--- WHAT IS EXPECTED ---
Find all lines in the listing that include the word "varejista", then copy them.
★ ★ ★
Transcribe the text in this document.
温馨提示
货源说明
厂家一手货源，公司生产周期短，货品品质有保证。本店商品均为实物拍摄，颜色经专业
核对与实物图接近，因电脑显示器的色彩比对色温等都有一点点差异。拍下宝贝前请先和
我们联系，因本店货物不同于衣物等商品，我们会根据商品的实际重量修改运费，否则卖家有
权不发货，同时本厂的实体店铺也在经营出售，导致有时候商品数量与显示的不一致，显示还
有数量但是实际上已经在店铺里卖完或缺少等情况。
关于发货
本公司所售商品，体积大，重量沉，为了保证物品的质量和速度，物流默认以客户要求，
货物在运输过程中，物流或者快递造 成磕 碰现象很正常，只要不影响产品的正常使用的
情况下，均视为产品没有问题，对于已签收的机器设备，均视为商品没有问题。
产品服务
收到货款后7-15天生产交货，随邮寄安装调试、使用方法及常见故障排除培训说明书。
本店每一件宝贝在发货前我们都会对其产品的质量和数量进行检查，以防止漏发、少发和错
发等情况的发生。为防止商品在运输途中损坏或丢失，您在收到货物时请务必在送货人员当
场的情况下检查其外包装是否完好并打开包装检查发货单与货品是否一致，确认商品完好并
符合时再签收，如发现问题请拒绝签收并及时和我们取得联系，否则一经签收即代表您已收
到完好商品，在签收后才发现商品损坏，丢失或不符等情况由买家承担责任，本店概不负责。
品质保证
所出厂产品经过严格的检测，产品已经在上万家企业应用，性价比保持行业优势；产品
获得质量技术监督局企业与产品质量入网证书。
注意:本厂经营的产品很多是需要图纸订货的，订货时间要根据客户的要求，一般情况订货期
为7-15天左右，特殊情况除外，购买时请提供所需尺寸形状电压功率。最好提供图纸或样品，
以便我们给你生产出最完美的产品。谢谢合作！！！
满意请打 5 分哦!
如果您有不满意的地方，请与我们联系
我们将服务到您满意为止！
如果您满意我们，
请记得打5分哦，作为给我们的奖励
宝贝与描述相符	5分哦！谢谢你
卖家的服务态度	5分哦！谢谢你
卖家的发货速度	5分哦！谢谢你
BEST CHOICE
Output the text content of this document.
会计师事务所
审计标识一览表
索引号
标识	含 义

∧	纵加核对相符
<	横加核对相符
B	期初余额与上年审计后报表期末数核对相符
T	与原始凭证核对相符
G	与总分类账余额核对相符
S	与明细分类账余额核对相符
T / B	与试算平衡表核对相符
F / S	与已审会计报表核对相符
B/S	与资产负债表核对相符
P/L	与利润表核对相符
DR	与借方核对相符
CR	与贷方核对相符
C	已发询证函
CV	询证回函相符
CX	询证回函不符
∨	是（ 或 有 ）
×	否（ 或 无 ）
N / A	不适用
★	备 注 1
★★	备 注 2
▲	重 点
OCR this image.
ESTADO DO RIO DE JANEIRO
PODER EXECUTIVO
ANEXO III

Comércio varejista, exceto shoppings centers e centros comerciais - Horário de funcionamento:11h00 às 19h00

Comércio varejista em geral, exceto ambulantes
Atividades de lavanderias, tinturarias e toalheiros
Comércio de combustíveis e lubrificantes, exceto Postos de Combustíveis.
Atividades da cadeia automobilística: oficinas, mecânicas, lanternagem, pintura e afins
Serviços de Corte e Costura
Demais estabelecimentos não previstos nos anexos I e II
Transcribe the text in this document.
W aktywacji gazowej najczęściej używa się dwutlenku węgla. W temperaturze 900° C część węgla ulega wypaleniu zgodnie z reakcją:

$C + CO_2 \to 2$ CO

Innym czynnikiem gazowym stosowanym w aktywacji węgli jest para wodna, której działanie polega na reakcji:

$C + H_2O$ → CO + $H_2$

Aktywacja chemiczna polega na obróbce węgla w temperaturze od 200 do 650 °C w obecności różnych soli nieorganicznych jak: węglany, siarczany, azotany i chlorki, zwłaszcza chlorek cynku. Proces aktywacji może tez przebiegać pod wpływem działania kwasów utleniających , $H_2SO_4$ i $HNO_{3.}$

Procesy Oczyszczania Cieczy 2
★ ★ ★
--- FULL RESPONSE ---
Comércio varejista, exceto shoppings centers e centros comerciais - Horário de funcionamento:11h00 às 19h00
Comércio varejista em geral, exceto ambulantes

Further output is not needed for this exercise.